### PROBLEM TO SOLVE
Pull out every line below that contains the word "一般设中间数为".

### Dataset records

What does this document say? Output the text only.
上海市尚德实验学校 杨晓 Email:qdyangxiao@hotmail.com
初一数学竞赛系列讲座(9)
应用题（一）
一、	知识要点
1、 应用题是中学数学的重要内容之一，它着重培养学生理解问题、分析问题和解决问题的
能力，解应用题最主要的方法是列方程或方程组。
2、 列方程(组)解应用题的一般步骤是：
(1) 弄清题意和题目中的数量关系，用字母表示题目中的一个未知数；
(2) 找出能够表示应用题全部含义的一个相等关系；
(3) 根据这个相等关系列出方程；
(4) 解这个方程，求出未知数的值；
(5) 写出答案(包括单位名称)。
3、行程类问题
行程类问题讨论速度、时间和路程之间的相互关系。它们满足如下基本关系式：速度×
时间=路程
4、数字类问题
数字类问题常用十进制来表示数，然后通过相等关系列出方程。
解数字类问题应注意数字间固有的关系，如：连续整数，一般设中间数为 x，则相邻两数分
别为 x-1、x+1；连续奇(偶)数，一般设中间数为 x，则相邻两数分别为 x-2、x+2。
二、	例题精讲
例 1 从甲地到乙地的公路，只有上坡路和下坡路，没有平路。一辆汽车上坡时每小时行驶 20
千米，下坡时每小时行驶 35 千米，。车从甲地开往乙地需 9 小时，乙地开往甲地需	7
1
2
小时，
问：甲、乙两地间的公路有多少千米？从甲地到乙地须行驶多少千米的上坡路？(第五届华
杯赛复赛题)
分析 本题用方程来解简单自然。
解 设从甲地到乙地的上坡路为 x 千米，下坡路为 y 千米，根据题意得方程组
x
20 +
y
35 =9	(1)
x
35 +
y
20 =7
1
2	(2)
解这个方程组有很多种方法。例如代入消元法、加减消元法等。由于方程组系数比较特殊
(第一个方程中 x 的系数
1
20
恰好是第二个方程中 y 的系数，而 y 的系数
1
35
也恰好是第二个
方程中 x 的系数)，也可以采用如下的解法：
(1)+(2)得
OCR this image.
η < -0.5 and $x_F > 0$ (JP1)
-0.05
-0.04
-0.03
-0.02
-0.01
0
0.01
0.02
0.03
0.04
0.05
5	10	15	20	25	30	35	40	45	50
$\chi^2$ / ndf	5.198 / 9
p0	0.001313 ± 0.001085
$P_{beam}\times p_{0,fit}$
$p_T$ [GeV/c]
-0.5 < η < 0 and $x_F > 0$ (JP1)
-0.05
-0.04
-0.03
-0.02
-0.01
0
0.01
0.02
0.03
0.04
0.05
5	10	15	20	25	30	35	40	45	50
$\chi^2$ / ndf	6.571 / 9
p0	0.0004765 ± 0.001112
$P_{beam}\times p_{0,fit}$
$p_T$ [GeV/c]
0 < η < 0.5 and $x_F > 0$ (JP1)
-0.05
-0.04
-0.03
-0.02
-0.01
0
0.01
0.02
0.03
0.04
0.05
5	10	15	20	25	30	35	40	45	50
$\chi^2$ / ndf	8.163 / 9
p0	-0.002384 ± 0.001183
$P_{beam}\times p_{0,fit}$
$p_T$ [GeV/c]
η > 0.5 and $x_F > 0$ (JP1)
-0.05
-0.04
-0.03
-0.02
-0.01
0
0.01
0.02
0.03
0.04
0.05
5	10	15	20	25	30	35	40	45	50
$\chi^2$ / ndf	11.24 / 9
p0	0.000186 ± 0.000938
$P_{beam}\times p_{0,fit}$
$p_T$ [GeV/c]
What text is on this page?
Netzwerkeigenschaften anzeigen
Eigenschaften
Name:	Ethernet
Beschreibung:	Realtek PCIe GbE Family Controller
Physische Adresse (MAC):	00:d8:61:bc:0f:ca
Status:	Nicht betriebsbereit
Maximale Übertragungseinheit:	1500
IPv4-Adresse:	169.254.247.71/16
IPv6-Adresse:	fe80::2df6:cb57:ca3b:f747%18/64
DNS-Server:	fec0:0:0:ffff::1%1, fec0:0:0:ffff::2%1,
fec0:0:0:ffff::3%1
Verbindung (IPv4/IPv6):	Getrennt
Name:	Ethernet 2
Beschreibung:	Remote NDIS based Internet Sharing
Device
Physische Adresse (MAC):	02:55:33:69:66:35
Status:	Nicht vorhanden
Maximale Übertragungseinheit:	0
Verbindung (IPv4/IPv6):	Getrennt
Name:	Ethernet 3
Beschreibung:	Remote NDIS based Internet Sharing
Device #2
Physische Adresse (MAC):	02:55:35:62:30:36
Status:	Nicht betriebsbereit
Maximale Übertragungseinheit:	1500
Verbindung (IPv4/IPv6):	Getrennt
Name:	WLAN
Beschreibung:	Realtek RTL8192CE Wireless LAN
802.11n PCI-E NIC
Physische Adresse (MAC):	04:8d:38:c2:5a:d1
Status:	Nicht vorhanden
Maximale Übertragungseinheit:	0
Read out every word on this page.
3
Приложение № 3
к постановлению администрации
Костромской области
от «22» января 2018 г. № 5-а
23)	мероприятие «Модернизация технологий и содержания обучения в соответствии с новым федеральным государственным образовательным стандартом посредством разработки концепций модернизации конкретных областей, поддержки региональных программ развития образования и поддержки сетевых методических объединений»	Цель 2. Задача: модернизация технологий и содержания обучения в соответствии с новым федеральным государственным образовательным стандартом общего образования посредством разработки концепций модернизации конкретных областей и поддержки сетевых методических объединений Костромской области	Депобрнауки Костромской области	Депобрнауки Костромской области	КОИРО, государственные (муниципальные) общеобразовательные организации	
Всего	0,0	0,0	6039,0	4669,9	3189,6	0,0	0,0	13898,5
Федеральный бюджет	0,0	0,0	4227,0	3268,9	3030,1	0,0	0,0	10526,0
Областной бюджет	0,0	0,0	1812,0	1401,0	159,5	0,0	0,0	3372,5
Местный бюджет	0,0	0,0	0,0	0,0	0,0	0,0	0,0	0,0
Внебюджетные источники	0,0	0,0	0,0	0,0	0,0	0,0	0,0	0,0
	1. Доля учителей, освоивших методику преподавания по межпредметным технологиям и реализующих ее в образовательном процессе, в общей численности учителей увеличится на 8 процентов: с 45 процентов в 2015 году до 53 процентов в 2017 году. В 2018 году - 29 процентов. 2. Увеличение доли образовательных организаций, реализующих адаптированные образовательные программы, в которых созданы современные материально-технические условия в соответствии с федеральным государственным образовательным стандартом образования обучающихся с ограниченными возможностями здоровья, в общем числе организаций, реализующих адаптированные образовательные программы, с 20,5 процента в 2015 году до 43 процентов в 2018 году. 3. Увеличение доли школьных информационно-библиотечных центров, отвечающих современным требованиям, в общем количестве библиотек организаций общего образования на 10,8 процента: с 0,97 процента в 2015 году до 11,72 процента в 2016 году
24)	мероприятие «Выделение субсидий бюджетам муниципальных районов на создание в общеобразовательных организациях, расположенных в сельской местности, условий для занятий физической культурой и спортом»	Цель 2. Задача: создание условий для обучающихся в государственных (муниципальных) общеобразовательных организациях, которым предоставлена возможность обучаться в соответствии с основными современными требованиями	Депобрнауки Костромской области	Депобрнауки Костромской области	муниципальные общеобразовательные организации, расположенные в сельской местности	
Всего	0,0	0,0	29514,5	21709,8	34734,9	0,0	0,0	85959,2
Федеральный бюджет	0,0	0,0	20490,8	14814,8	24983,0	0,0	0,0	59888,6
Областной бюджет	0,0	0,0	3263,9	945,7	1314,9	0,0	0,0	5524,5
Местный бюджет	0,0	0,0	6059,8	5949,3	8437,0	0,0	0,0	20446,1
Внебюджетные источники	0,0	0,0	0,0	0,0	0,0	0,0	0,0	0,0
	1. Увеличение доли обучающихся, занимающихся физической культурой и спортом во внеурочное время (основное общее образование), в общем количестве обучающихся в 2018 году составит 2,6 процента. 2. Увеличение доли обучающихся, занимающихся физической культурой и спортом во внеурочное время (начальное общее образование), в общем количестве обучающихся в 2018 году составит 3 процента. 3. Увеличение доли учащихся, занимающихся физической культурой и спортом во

### SOLUTION FOR THIS PROBLEM
解数字类问题应注意数字间固有的关系，如：连续整数，一般设中间数为 x，则相邻两数分
别为 x-1、x+1；连续奇(偶)数，一般设中间数为 x，则相邻两数分别为 x-2、x+2。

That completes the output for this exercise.